--- Begin ---

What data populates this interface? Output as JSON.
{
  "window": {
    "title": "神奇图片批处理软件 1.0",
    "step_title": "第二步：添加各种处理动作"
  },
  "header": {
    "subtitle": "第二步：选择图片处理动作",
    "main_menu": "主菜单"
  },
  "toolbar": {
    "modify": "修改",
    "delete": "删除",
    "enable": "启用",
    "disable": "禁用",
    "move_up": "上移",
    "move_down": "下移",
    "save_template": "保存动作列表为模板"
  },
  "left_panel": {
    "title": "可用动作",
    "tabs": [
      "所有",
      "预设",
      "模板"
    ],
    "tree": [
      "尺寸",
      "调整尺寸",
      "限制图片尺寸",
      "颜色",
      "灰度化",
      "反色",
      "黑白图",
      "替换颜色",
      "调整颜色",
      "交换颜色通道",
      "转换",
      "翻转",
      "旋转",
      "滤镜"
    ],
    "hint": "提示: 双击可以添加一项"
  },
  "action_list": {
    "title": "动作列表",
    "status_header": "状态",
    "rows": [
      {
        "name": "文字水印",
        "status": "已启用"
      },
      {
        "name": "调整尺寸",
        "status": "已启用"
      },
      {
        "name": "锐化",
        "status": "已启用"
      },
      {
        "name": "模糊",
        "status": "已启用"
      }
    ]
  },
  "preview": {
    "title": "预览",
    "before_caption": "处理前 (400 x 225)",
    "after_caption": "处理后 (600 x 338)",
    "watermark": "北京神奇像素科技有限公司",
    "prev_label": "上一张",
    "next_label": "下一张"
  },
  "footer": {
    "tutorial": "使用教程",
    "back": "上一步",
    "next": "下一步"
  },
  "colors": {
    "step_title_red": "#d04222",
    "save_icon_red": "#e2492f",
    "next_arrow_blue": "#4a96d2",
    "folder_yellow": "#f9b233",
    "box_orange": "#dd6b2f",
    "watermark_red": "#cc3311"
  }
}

--- End ---

▸ **INSTRUCTIONS FOR THE TASK**
Output the full listing exactly as it stands.

▸ **RESPONSE TO THE TASK**
What data populates this interface? Output as JSON.
{
  "window": {
    "title": "神奇图片批处理软件 1.0",
    "step_title": "第二步：添加各种处理动作"
  },
  "header": {
    "subtitle": "第二步：选择图片处理动作",
    "main_menu": "主菜单"
  },
  "toolbar": {
    "modify": "修改",
    "delete": "删除",
    "enable": "启用",
    "disable": "禁用",
    "move_up": "上移",
    "move_down": "下移",
    "save_template": "保存动作列表为模板"
  },
  "left_panel": {
    "title": "可用动作",
    "tabs": [
      "所有",
      "预设",
      "模板"
    ],
    "tree": [
      "尺寸",
      "调整尺寸",
      "限制图片尺寸",
      "颜色",
      "灰度化",
      "反色",
      "黑白图",
      "替换颜色",
      "调整颜色",
      "交换颜色通道",
      "转换",
      "翻转",
      "旋转",
      "滤镜"
    ],
    "hint": "提示: 双击可以添加一项"
  },
  "action_list": {
    "title": "动作列表",
    "status_header": "状态",
    "rows": [
      {
        "name": "文字水印",
        "status": "已启用"
      },
      {
        "name": "调整尺寸",
        "status": "已启用"
      },
      {
        "name": "锐化",
        "status": "已启用"
      },
      {
        "name": "模糊",
        "status": "已启用"
      }
    ]
  },
  "preview": {
    "title": "预览",
    "before_caption": "处理前 (400 x 225)",
    "after_caption": "处理后 (600 x 338)",
    "watermark": "北京神奇像素科技有限公司",
    "prev_label": "上一张",
    "next_label": "下一张"
  },
  "footer": {
    "tutorial": "使用教程",
    "back": "上一步",
    "next": "下一步"
  },
  "colors": {
    "step_title_red": "#d04222",
    "save_icon_red": "#e2492f",
    "next_arrow_blue": "#4a96d2",
    "folder_yellow": "#f9b233",
    "box_orange": "#dd6b2f",
    "watermark_red": "#cc3311"
  }
}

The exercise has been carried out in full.